[Element and coordinate records]
= = = = = = =
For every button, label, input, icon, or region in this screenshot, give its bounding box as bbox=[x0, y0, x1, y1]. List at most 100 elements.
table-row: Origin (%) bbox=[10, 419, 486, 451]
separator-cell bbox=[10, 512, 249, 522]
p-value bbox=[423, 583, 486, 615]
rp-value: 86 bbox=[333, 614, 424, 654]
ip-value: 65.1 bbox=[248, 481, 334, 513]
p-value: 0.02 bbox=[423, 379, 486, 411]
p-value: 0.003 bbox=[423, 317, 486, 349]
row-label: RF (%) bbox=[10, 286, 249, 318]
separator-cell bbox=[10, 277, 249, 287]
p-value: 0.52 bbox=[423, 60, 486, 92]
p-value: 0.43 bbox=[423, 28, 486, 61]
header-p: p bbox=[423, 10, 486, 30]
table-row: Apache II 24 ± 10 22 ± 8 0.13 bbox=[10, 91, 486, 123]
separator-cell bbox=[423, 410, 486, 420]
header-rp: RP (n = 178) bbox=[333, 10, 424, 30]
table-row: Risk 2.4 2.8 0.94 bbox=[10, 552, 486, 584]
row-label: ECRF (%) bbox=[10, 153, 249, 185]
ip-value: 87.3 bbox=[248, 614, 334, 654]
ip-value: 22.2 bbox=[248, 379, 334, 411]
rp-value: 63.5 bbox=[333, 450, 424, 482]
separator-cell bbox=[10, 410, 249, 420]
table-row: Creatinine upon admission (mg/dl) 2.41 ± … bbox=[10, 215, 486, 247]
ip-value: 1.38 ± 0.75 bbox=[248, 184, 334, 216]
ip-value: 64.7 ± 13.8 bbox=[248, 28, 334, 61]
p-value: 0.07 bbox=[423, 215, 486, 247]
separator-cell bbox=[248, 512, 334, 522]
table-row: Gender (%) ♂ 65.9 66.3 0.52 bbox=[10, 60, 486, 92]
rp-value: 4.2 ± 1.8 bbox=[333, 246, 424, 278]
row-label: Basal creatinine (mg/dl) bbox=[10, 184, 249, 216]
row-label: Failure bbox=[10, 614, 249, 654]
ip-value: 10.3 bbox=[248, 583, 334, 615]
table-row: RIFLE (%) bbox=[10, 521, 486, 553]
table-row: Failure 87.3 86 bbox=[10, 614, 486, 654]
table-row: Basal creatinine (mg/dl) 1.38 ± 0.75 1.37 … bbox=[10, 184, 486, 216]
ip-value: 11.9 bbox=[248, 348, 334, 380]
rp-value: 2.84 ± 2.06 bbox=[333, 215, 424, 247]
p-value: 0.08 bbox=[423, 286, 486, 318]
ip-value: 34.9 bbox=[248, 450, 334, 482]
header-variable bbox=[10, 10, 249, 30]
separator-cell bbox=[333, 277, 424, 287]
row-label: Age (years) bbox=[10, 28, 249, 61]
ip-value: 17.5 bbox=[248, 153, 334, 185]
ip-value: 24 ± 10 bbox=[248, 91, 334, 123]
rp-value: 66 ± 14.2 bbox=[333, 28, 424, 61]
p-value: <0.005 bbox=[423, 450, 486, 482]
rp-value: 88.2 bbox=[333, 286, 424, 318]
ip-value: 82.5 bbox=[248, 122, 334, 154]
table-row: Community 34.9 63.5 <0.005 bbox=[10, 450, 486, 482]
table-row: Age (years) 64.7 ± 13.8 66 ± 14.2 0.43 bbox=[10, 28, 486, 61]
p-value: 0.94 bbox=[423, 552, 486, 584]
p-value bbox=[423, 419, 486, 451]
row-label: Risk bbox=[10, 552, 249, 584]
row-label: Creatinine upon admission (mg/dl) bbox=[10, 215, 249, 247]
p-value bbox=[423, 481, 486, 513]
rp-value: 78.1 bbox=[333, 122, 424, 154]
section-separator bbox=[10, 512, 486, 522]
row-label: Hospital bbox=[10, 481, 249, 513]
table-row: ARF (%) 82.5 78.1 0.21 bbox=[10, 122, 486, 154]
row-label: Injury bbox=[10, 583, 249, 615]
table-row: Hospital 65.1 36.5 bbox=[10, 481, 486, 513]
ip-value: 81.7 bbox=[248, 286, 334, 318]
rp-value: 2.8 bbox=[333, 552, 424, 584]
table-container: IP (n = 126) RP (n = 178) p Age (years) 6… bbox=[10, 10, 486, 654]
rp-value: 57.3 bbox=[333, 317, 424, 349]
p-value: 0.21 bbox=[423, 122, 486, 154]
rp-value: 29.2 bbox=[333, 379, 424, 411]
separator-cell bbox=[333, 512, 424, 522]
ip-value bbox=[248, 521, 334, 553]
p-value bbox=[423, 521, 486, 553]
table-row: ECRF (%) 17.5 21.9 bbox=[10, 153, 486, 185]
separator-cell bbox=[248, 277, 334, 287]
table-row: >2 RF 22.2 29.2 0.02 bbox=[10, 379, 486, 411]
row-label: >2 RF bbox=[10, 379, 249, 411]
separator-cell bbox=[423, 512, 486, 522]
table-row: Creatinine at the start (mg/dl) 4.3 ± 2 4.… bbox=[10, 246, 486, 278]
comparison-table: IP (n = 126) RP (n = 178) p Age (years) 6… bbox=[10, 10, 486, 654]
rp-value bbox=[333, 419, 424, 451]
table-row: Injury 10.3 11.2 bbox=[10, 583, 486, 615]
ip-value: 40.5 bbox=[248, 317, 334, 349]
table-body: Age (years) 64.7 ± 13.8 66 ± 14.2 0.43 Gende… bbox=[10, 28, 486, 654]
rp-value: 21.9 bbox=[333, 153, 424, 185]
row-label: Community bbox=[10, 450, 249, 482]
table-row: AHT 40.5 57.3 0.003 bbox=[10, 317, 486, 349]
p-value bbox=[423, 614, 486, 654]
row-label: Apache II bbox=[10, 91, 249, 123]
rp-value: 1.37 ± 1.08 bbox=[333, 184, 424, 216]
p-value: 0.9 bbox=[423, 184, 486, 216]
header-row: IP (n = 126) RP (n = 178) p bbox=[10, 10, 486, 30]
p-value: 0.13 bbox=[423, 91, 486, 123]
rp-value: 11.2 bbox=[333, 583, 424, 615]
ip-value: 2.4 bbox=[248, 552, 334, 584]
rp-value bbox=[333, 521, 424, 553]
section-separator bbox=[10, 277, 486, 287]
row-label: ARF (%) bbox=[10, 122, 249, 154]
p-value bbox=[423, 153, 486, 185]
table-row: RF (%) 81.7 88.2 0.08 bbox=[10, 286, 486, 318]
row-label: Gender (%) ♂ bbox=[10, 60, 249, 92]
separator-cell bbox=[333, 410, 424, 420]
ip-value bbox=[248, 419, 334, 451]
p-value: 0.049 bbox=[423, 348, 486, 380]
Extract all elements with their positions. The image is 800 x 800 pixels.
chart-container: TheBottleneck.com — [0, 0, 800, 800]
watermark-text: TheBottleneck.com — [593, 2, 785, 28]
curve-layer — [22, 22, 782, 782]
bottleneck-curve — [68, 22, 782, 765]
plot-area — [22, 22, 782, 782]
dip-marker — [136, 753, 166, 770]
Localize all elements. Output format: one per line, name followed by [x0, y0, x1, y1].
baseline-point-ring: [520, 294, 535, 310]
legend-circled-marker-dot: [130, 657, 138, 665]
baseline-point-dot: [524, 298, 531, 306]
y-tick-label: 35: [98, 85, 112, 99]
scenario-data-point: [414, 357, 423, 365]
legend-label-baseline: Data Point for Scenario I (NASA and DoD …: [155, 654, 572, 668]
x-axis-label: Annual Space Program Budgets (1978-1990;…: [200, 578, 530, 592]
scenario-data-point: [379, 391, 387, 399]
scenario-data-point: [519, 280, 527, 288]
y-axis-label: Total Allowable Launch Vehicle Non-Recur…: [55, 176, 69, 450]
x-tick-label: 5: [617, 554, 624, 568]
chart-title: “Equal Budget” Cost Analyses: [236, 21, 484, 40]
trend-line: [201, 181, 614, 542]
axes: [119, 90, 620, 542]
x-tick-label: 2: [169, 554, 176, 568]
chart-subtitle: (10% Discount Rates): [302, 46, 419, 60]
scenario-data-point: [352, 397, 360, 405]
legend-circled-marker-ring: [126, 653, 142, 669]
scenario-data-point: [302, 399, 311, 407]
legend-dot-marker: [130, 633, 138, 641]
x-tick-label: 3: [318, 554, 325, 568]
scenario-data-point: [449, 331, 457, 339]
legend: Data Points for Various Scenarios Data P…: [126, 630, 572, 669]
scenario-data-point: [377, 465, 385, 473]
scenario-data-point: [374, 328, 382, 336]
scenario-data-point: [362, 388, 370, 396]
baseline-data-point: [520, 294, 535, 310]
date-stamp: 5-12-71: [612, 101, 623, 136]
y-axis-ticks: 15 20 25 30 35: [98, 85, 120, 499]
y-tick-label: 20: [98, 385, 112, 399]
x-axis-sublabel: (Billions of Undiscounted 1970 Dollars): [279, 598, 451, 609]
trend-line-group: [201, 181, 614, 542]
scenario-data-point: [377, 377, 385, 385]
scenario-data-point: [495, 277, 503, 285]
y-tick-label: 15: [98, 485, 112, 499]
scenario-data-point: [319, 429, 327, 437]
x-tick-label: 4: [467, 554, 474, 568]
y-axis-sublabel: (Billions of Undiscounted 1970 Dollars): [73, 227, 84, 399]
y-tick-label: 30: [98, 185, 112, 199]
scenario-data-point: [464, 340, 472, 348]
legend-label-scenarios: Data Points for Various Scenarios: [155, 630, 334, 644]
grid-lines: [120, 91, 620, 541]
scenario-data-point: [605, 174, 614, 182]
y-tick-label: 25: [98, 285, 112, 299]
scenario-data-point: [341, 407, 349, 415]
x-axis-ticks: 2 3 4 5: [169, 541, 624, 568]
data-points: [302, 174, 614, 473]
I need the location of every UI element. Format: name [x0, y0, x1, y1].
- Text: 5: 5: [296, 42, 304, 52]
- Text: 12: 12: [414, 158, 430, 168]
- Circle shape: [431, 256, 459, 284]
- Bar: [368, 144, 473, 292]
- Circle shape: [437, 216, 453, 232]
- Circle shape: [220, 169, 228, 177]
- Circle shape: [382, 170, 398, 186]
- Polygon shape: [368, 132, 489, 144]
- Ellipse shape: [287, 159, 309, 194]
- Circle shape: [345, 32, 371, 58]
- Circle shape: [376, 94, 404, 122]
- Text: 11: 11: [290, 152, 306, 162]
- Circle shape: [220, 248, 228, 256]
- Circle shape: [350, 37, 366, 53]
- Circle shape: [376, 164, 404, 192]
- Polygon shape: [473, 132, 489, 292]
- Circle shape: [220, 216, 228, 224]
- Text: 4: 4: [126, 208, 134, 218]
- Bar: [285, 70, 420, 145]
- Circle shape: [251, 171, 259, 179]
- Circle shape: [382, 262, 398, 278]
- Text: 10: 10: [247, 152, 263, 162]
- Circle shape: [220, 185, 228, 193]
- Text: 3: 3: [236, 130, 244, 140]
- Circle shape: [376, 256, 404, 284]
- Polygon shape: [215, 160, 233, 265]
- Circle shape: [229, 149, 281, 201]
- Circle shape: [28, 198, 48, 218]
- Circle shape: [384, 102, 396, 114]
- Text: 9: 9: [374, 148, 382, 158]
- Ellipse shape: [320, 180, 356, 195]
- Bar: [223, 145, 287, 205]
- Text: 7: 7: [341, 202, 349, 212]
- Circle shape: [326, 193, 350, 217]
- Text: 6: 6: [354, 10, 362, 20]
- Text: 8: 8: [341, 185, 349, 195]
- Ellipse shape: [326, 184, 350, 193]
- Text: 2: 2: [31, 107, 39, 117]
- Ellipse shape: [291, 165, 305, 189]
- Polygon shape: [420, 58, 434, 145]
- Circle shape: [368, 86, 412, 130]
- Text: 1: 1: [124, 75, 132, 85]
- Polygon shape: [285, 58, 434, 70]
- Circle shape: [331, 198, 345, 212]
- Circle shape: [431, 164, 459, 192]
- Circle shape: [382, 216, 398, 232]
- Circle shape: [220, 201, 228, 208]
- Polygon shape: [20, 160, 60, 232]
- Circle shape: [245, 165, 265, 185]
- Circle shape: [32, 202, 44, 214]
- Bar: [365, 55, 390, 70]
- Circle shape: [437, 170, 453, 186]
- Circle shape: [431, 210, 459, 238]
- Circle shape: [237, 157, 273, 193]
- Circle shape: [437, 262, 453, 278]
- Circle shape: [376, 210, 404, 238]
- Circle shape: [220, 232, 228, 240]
= = = = = = =
Count the lines of the items that contain the string "every", matching case. Give only the number.

2